- [EXERCISE REQUIREMENTS]: Return all lines in the material below that contain "icon".

======== DATASET RECORDS

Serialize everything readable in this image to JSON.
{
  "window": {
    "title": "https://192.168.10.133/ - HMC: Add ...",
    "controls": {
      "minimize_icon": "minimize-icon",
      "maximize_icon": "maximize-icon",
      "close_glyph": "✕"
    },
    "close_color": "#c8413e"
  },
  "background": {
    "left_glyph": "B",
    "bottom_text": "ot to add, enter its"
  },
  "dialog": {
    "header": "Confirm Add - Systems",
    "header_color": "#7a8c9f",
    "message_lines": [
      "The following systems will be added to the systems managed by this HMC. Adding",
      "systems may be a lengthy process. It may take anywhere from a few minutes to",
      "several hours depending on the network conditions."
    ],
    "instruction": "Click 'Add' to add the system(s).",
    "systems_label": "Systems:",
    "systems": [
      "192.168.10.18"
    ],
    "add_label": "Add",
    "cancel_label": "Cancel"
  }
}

================

- [OUTPUT FOR THIS TASK]:
      "minimize_icon": "minimize-icon",
      "maximize_icon": "maximize-icon",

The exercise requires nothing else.